REQUEST: Copy, from the entries below, each line in which the string "Block" appears.

PROVIDED INFORMATION:
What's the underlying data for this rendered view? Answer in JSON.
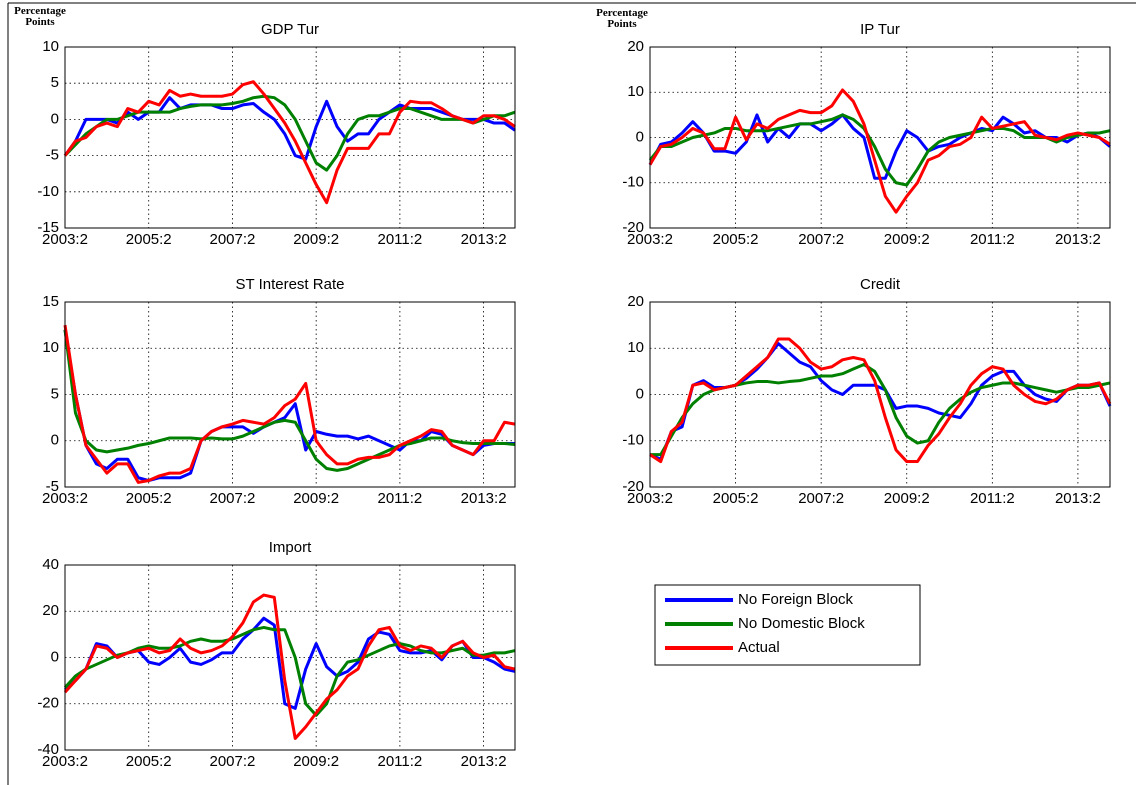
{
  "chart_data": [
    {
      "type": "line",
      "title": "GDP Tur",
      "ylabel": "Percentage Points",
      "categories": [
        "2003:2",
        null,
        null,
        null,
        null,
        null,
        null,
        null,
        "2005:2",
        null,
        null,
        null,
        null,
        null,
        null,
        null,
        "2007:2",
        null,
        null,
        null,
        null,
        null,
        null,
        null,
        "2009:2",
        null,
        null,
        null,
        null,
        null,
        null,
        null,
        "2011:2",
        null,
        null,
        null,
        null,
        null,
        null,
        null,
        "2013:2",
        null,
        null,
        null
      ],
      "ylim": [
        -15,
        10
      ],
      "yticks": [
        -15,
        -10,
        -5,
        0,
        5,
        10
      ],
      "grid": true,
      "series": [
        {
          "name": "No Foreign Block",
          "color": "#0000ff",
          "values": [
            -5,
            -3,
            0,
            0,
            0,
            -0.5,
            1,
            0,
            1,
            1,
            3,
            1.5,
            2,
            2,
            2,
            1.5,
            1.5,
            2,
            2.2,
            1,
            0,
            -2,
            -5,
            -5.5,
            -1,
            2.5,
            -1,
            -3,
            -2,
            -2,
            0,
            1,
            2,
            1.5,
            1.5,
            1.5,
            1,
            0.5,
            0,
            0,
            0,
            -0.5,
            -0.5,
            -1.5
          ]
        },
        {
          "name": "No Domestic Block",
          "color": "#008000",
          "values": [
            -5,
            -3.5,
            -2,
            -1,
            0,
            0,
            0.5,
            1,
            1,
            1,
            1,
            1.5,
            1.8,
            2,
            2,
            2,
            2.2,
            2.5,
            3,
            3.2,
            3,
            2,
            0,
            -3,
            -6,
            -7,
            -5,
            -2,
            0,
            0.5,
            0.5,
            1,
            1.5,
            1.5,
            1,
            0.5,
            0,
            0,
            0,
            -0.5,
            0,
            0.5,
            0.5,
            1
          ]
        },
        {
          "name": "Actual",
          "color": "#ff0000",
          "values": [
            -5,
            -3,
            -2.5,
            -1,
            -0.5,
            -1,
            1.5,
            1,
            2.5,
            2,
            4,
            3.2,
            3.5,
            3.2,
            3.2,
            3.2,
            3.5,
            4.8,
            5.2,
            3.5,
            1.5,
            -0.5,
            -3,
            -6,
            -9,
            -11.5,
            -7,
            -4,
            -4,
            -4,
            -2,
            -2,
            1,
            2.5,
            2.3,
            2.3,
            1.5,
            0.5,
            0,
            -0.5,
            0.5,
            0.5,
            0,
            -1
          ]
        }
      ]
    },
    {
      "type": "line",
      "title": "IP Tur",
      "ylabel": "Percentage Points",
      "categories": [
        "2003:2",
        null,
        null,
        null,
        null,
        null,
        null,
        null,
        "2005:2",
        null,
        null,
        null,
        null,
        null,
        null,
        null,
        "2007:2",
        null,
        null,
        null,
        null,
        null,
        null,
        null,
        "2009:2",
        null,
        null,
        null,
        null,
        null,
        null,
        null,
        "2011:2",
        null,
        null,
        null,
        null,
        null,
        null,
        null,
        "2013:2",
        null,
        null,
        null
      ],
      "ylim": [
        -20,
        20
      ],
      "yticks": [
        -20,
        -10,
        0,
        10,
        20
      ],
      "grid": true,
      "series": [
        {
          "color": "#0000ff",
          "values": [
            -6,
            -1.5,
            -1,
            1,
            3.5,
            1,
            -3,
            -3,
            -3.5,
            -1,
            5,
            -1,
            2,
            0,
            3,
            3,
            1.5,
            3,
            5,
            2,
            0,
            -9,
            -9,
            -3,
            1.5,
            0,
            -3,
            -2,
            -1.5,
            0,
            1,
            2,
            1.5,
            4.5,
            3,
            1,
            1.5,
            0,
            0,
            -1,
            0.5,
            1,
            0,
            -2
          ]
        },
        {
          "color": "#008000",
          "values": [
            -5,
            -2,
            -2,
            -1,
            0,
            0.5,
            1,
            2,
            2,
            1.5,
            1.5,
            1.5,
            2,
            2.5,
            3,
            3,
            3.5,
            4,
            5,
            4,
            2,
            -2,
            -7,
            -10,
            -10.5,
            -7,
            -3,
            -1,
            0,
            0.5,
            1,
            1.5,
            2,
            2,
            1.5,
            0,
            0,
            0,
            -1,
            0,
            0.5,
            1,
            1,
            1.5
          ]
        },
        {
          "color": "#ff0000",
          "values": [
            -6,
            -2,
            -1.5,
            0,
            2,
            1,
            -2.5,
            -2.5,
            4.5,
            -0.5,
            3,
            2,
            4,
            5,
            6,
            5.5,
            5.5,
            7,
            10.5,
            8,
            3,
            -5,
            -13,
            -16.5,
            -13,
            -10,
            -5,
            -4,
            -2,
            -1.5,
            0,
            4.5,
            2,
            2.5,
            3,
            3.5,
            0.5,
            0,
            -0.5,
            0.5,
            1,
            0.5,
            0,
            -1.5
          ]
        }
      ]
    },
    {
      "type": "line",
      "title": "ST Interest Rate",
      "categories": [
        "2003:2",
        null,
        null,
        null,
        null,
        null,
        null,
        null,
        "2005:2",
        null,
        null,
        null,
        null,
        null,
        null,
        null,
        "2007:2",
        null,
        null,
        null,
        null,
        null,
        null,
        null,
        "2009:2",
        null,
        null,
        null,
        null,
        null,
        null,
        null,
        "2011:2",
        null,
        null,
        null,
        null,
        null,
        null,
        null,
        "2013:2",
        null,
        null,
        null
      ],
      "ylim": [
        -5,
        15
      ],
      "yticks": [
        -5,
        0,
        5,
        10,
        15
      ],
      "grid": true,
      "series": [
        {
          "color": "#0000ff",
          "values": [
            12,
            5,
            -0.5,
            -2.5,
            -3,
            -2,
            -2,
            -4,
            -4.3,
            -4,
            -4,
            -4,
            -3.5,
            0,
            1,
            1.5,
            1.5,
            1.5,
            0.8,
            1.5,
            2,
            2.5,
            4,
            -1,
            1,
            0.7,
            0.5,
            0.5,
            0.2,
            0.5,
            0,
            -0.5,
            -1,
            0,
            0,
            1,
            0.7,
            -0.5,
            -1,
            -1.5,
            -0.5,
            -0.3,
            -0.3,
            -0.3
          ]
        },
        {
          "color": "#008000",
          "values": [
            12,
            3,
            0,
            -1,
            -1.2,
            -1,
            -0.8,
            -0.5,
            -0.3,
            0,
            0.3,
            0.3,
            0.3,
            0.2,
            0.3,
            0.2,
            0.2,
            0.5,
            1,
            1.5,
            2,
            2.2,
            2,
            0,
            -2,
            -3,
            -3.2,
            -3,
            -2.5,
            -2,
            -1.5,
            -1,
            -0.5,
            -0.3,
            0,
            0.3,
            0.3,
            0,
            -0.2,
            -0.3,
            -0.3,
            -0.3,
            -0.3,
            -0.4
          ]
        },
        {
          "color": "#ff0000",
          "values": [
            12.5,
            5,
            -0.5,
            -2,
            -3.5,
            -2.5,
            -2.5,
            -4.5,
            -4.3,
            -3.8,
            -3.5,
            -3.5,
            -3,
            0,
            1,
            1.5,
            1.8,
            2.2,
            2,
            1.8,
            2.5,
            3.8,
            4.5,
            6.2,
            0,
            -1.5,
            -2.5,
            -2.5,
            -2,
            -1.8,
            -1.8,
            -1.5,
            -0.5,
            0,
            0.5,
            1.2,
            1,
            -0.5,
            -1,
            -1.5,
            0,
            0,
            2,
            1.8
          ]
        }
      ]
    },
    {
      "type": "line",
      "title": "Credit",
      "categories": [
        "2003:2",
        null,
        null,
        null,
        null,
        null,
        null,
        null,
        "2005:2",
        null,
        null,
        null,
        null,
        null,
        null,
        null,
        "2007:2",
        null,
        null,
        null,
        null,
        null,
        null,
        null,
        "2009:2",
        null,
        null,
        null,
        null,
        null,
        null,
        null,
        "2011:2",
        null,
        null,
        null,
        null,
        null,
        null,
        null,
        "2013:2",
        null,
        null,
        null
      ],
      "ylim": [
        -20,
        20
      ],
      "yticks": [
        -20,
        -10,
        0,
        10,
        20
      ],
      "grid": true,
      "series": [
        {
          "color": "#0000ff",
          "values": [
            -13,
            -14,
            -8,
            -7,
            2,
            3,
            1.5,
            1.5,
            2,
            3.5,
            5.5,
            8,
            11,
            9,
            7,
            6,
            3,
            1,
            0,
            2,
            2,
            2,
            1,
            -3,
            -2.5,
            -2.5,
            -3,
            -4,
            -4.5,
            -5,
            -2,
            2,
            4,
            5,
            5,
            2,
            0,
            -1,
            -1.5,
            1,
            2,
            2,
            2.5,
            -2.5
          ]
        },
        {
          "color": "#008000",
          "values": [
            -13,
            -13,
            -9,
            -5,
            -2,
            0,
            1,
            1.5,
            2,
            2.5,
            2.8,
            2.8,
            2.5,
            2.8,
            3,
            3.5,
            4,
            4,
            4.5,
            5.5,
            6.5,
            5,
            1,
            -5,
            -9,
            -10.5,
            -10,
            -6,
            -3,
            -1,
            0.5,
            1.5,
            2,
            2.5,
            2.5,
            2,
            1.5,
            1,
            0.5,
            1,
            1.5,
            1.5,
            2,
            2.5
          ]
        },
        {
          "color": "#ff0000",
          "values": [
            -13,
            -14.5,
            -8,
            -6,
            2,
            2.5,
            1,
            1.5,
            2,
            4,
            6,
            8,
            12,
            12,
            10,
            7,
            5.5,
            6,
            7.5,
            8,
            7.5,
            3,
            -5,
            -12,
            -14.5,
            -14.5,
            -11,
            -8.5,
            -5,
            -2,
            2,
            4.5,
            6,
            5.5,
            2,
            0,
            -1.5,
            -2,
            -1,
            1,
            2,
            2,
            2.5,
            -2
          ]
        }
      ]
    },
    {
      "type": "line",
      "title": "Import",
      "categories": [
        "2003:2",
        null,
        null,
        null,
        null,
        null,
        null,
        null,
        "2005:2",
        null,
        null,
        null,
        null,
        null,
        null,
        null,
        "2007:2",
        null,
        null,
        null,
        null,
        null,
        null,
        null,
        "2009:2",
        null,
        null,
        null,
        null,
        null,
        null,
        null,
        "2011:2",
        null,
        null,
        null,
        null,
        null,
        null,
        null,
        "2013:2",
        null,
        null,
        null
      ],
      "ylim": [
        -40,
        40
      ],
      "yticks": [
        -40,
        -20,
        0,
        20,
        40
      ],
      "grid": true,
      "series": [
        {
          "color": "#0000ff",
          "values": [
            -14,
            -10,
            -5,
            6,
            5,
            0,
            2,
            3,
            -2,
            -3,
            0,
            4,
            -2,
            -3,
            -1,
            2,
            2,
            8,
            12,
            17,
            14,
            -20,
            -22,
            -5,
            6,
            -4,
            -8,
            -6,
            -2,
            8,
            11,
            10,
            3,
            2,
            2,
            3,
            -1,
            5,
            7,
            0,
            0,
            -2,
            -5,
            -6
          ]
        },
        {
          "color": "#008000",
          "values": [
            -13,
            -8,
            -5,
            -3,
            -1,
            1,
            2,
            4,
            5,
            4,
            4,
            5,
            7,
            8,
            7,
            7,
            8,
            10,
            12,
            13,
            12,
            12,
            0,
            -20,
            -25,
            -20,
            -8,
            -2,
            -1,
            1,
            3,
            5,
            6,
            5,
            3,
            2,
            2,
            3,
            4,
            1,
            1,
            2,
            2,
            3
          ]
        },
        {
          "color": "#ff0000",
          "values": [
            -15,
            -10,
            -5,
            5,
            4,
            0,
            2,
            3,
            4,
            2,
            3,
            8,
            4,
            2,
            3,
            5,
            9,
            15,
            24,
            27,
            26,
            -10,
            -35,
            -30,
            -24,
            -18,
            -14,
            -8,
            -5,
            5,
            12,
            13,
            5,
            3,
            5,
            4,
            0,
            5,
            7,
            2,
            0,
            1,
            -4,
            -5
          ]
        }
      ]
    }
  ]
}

---

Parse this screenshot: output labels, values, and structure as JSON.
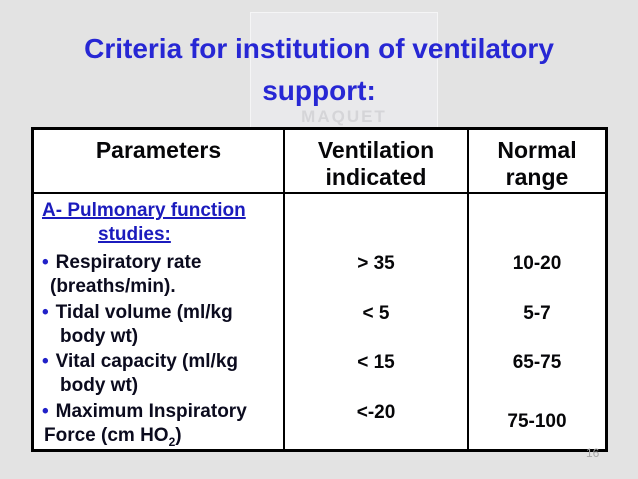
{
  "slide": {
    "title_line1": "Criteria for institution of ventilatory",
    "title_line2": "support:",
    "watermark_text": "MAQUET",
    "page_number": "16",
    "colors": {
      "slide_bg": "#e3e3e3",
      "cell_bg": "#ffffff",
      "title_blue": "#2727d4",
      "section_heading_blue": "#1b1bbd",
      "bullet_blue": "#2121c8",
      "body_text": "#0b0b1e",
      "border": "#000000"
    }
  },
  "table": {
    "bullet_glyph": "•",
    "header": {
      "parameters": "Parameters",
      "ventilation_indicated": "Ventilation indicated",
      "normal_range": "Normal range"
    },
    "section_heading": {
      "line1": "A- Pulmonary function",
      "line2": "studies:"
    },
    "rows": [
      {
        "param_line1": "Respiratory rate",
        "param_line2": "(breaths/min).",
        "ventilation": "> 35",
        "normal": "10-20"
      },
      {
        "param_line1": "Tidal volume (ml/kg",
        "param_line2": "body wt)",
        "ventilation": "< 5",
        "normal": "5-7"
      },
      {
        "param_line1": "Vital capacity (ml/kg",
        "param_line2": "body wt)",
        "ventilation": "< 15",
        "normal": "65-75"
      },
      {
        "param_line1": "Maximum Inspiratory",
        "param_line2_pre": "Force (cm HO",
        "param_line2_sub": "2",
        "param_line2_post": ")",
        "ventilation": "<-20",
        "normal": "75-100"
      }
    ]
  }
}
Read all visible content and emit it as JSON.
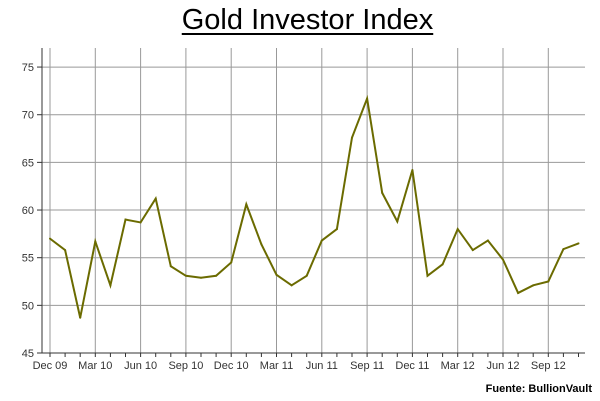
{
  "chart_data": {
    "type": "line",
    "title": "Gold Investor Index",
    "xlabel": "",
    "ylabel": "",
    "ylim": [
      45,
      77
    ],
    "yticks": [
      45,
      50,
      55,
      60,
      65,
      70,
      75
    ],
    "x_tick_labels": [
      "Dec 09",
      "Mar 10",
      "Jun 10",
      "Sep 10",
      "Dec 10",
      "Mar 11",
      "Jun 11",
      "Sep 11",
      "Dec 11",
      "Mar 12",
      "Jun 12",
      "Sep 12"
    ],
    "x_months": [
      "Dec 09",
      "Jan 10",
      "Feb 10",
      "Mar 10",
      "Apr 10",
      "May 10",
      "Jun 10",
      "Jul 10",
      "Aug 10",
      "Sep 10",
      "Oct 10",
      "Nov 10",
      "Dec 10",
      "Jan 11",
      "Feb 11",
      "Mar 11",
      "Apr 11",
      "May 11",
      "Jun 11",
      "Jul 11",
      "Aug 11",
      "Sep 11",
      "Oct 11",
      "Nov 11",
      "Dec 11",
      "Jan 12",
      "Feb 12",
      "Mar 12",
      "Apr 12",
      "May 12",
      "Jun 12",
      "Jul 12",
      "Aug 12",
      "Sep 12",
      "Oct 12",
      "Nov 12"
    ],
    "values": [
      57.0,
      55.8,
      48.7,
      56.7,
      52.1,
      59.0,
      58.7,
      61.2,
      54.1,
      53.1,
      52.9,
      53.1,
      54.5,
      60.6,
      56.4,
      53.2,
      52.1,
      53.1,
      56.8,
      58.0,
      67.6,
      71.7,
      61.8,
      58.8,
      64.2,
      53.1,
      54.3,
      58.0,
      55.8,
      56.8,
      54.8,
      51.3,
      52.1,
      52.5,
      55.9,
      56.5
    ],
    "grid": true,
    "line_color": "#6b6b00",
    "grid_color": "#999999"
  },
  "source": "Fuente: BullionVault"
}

ANSWER TO THIS PROBLEM:
          "name": "No Foreign Block",
          "name": "No Domestic Block",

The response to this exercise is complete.